My posts on Self-Censorship and Arranging Interests in Parallel expand on this subject a bit more.
- Ambition: I don’t particularly have much for this blog. I would like a few more regular readers and commentors and perhaps a few links, but it really doesn’t take much to make me happy. At one point, Carter says “Blogging is easy. Anyone can start a blog. Having a successful and popular blog is difficult. Incredibly difficult.” I’ve written before about how I don’t particularly want to deal with all the baggage that comes along with running a “successful” blog. There is just too much that needs to be done, and I don’t have the time or motivation to do that much.
- Marketing: I have a hard time marketing the blog. The concept of “link whoring” does not appeal to me at all, so my methods tend to be a little more subtle. This means hoping people notice a link from me in their referrer logs, or posting a bunch of comments on others’ blogs. This is somewhat problematic because of the next subject…
- Reading and Linking: This has become a major problem for me. I have a difficult time reading a lot of other blogs (more on why below), and thus it follows that I don’t link to a lot of other blogs either. Combined with my infrequent posting schedule, this is quite problematic. This also makes my preferred way of getting noticed (see marketing above) a bit more difficult.
As of right now, I actually do read a lot of blogs. In fact, I’ve been stumbling around the blogosphere looking for new and interesting blogs for a while now. Unfortunately, this tends to induce some bad side-effects in me, and it’s happened before. This was the cause of the last lull in blog posting a few years ago. I described it thusly in a post about information overload:
I used to blog a lot more often than I do now. And more than that, I used to read a great deal of blogs, especially new blogs (or at least blogs that were new to me). Eventually this had the effect of inducing a sort of ADD in me. I consumed way too many things way too quickly and I became very judgemental and dismissive. There were so many blogs that I scanned (I couldn’t actually read them, that would take too long for marginal gain) that this ADD began to spread across my life. I could no longer sit down and just read a book, even a novel.
This is more difficult to diagnose than it sounds, but I’ve decided to curtail my blog reading in favor of activities which allow me to focus. I don’t think this will change much, though. To a large extent, this is the sort of thing which has already shaped my blog to be what it is (warts and all, as described above), and I don’t think it’s going to change much. It’s not the act of writing the blog which is the problem here, especially since I tend to write on more general subjects. This is more of a small calibration, along the lines of re-setting a clock when it begins to go awry (as even the best made clocks eventually do), than a major change (or defiant posturing).
In any case, this means that the blog will continue much the way it has, but that it won’t become particularly successful anytime soon. As always, I hope to gain a few new readers here and there, and I see no reason why that couldn’t happen. In a future post, I’ll be talking about why I’m continuing despite my lack of ambition (which will, in turn, tie this post in with my recent posts regarding self-organization and the blogosphere).

### BRIEF 1:
In the blog post, what does the writer decide to curtail, and in favor of what?
### BRIEF 2:
Return the part of the blog post between "My posts on" and "do that much.", inclusive.

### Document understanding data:
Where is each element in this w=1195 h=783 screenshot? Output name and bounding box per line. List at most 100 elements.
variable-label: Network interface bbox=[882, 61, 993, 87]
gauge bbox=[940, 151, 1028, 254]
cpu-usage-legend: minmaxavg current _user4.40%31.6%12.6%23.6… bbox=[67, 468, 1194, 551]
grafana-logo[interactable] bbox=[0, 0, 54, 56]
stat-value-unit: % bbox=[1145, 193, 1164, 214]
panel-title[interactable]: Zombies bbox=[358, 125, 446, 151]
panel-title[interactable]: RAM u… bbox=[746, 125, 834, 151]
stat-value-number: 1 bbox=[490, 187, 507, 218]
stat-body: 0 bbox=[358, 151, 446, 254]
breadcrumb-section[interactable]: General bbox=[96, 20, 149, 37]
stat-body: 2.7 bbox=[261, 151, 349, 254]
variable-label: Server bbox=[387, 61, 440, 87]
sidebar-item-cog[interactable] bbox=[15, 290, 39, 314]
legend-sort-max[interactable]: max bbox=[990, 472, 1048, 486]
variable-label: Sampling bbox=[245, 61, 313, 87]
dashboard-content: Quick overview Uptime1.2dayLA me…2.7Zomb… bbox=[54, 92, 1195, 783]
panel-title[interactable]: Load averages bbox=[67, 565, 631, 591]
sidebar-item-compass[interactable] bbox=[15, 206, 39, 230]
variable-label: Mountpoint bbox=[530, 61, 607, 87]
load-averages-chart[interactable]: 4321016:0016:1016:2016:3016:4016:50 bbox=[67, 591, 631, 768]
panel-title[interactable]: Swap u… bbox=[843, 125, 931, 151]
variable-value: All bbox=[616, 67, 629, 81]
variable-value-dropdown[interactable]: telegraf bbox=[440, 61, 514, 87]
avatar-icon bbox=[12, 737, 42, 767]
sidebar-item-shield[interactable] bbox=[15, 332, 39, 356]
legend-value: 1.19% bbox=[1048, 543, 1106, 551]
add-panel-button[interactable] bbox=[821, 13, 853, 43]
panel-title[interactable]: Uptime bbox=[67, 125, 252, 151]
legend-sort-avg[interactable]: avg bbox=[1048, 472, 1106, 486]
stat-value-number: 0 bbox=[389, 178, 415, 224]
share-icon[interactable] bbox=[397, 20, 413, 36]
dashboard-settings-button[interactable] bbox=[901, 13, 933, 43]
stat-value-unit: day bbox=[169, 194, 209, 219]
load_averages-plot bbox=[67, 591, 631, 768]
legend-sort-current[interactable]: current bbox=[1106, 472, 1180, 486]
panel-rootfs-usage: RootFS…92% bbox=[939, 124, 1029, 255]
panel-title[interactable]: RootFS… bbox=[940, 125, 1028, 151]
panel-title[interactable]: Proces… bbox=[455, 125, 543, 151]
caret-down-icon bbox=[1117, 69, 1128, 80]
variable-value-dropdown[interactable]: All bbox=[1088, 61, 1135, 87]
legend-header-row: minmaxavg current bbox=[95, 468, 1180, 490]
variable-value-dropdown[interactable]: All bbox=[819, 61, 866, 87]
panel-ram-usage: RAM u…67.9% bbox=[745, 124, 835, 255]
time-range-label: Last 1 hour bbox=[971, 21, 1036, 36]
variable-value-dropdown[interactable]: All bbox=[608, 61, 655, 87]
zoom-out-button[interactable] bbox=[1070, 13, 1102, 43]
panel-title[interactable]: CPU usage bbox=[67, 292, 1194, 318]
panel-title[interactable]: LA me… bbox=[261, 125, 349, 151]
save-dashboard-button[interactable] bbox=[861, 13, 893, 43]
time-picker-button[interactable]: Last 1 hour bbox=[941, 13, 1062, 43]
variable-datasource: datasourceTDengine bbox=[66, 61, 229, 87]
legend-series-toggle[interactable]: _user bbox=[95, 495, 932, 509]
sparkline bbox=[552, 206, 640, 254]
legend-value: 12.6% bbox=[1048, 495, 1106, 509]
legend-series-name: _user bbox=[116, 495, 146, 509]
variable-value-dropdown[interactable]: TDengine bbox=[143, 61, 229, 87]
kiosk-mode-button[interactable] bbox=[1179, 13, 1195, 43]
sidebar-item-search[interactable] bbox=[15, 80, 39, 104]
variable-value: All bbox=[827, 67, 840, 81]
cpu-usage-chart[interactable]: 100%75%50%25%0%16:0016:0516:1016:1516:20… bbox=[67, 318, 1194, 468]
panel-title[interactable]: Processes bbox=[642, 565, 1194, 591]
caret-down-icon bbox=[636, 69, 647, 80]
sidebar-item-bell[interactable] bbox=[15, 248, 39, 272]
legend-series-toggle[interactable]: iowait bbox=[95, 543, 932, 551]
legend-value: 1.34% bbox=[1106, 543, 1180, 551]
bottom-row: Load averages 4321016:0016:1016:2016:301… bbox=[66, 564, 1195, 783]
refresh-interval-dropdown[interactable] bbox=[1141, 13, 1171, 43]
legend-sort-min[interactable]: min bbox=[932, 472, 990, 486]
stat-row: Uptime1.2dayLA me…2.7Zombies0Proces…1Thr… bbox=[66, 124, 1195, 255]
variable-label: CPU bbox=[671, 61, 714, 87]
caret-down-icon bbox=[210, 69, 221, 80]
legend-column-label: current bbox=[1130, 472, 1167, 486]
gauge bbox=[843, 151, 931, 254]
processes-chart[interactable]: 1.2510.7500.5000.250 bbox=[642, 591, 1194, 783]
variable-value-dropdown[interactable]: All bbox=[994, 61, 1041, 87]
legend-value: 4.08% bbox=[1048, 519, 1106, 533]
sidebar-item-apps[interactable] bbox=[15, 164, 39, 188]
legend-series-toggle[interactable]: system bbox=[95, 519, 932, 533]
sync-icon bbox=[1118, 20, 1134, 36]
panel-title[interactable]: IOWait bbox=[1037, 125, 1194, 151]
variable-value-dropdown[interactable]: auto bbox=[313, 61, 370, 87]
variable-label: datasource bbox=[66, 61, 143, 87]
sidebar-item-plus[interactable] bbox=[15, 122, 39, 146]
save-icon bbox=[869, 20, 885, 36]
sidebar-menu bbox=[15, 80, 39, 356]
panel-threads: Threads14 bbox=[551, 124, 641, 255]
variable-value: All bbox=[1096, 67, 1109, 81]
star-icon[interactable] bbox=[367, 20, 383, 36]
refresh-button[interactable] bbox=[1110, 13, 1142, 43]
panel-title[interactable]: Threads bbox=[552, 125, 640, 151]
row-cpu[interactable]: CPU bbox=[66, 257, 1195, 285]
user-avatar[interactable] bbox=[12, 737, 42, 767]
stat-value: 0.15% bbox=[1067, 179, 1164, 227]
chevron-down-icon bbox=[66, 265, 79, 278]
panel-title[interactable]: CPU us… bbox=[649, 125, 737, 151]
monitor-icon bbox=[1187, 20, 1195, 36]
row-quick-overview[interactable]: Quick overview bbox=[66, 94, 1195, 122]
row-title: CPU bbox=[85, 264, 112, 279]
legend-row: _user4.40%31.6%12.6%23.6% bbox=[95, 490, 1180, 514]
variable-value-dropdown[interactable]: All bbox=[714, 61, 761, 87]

### OUTPUT 1:
Blog reading, in favor of activities that allow the writer to focus.

### OUTPUT 2:
My posts on Self-Censorship and Arranging Interests in Parallel expand on this subject a bit more.
- Ambition: I don’t particularly have much for this blog. I would like a few more regular readers and commentors and perhaps a few links, but it really doesn’t take much to make me happy. At one point, Carter says “Blogging is easy. Anyone can start a blog. Having a successful and popular blog is difficult. Incredibly difficult.” I’ve written before about how I don’t particularly want to deal with all the baggage that comes along with running a “successful” blog. There is just too much that needs to be done, and I don’t have the time or motivation to do that much.